* **WHAT IS ASKED**
Transcribe every line exactly. Leave the pictures behind.
-- SOURCE MATERIAL start --
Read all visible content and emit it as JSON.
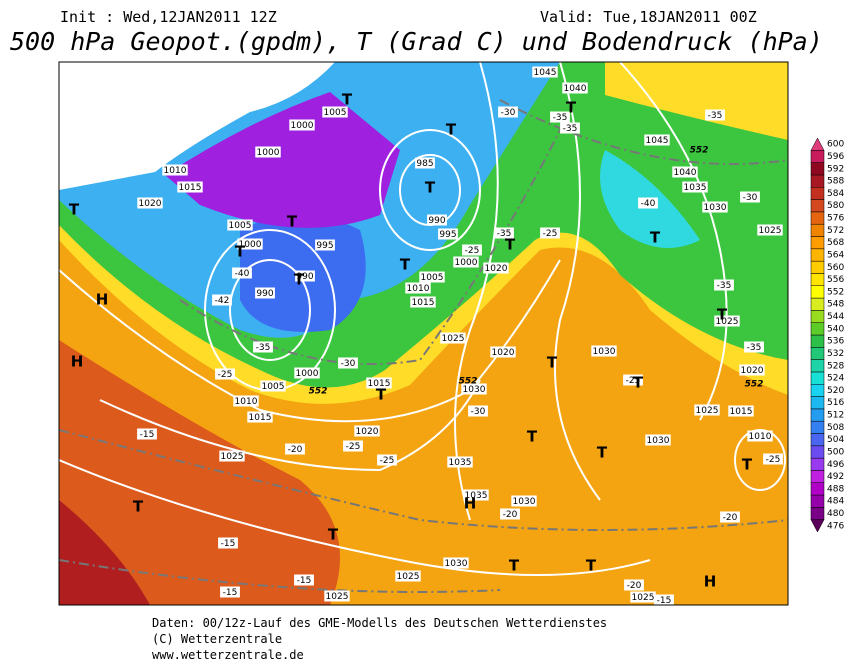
{
  "header": {
    "init": "Init : Wed,12JAN2011 12Z",
    "valid": "Valid: Tue,18JAN2011 00Z",
    "title": "500 hPa Geopot.(gpdm), T (Grad C) und Bodendruck (hPa)"
  },
  "colorbar": {
    "levels": [
      476,
      480,
      484,
      488,
      492,
      496,
      500,
      504,
      508,
      512,
      516,
      520,
      524,
      528,
      532,
      536,
      540,
      544,
      548,
      552,
      556,
      560,
      564,
      568,
      572,
      576,
      580,
      584,
      588,
      592,
      596,
      600
    ],
    "colors": [
      "#5a0058",
      "#7a0088",
      "#9600aa",
      "#b000c8",
      "#c020e0",
      "#9a3af0",
      "#6a4cf0",
      "#4a66f0",
      "#3480f0",
      "#249cf0",
      "#1cb8f0",
      "#18d4f0",
      "#18e0d4",
      "#1cd4a8",
      "#20c878",
      "#2cc048",
      "#5ccc28",
      "#98dc20",
      "#d8ec20",
      "#ffff00",
      "#ffe400",
      "#ffcc00",
      "#ffb400",
      "#ff9c00",
      "#f08400",
      "#e46410",
      "#d44820",
      "#c43020",
      "#a81824",
      "#900820",
      "#c81c5c",
      "#e03c7c"
    ]
  },
  "map": {
    "isobar_labels": [
      "1045",
      "1040",
      "1045",
      "1040",
      "1035",
      "1030",
      "1025",
      "1000",
      "1005",
      "1000",
      "1010",
      "1015",
      "1020",
      "1005",
      "1000",
      "995",
      "990",
      "990",
      "985",
      "990",
      "995",
      "1000",
      "1005",
      "1010",
      "1015",
      "1020",
      "1025",
      "1020",
      "1030",
      "1015",
      "1000",
      "1005",
      "1010",
      "1015",
      "1020",
      "1025",
      "1035",
      "1035",
      "1030",
      "1030",
      "1030",
      "1025",
      "1015",
      "1020",
      "1025",
      "1010",
      "1030",
      "1025",
      "1025",
      "1025"
    ],
    "temperature_labels": [
      "-30",
      "-35",
      "-35",
      "-35",
      "-40",
      "-30",
      "-35",
      "-25",
      "-25",
      "-35",
      "-40",
      "-42",
      "-35",
      "-30",
      "-25",
      "-30",
      "-25",
      "-25",
      "-20",
      "-15",
      "-25",
      "-20",
      "-20",
      "-15",
      "-15",
      "-15",
      "-20",
      "-15",
      "-25",
      "-35"
    ],
    "contour_labels": [
      "552",
      "552",
      "552",
      "552"
    ],
    "centers": [
      "T",
      "T",
      "T",
      "T",
      "T",
      "T",
      "T",
      "T",
      "T",
      "T",
      "T",
      "T",
      "T",
      "T",
      "T",
      "T",
      "T",
      "T",
      "T",
      "T",
      "T",
      "T",
      "H",
      "H",
      "H",
      "H"
    ]
  },
  "footer": {
    "lines": [
      "Daten: 00/12z-Lauf des GME-Modells des Deutschen Wetterdienstes",
      "(C) Wetterzentrale",
      "www.wetterzentrale.de"
    ]
  }
}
-- SOURCE MATERIAL end --
* **SOLUTION TO THIS EXERCISE**
Read all visible content and emit it as JSON.
{
  "header": {
    "init": "Init : Wed,12JAN2011 12Z",
    "valid": "Valid: Tue,18JAN2011 00Z",
    "title": "500 hPa Geopot.(gpdm), T (Grad C) und Bodendruck (hPa)"
  },
  "colorbar": {
    "levels": [
      476,
      480,
      484,
      488,
      492,
      496,
      500,
      504,
      508,
      512,
      516,
      520,
      524,
      528,
      532,
      536,
      540,
      544,
      548,
      552,
      556,
      560,
      564,
      568,
      572,
      576,
      580,
      584,
      588,
      592,
      596,
      600
    ],
    "colors": [
      "#5a0058",
      "#7a0088",
      "#9600aa",
      "#b000c8",
      "#c020e0",
      "#9a3af0",
      "#6a4cf0",
      "#4a66f0",
      "#3480f0",
      "#249cf0",
      "#1cb8f0",
      "#18d4f0",
      "#18e0d4",
      "#1cd4a8",
      "#20c878",
      "#2cc048",
      "#5ccc28",
      "#98dc20",
      "#d8ec20",
      "#ffff00",
      "#ffe400",
      "#ffcc00",
      "#ffb400",
      "#ff9c00",
      "#f08400",
      "#e46410",
      "#d44820",
      "#c43020",
      "#a81824",
      "#900820",
      "#c81c5c",
      "#e03c7c"
    ]
  },
  "map": {
    "isobar_labels": [
      "1045",
      "1040",
      "1045",
      "1040",
      "1035",
      "1030",
      "1025",
      "1000",
      "1005",
      "1000",
      "1010",
      "1015",
      "1020",
      "1005",
      "1000",
      "995",
      "990",
      "990",
      "985",
      "990",
      "995",
      "1000",
      "1005",
      "1010",
      "1015",
      "1020",
      "1025",
      "1020",
      "1030",
      "1015",
      "1000",
      "1005",
      "1010",
      "1015",
      "1020",
      "1025",
      "1035",
      "1035",
      "1030",
      "1030",
      "1030",
      "1025",
      "1015",
      "1020",
      "1025",
      "1010",
      "1030",
      "1025",
      "1025",
      "1025"
    ],
    "temperature_labels": [
      "-30",
      "-35",
      "-35",
      "-35",
      "-40",
      "-30",
      "-35",
      "-25",
      "-25",
      "-35",
      "-40",
      "-42",
      "-35",
      "-30",
      "-25",
      "-30",
      "-25",
      "-25",
      "-20",
      "-15",
      "-25",
      "-20",
      "-20",
      "-15",
      "-15",
      "-15",
      "-20",
      "-15",
      "-25",
      "-35"
    ],
    "contour_labels": [
      "552",
      "552",
      "552",
      "552"
    ],
    "centers": [
      "T",
      "T",
      "T",
      "T",
      "T",
      "T",
      "T",
      "T",
      "T",
      "T",
      "T",
      "T",
      "T",
      "T",
      "T",
      "T",
      "T",
      "T",
      "T",
      "T",
      "T",
      "T",
      "H",
      "H",
      "H",
      "H"
    ]
  },
  "footer": {
    "lines": [
      "Daten: 00/12z-Lauf des GME-Modells des Deutschen Wetterdienstes",
      "(C) Wetterzentrale",
      "www.wetterzentrale.de"
    ]
  }
}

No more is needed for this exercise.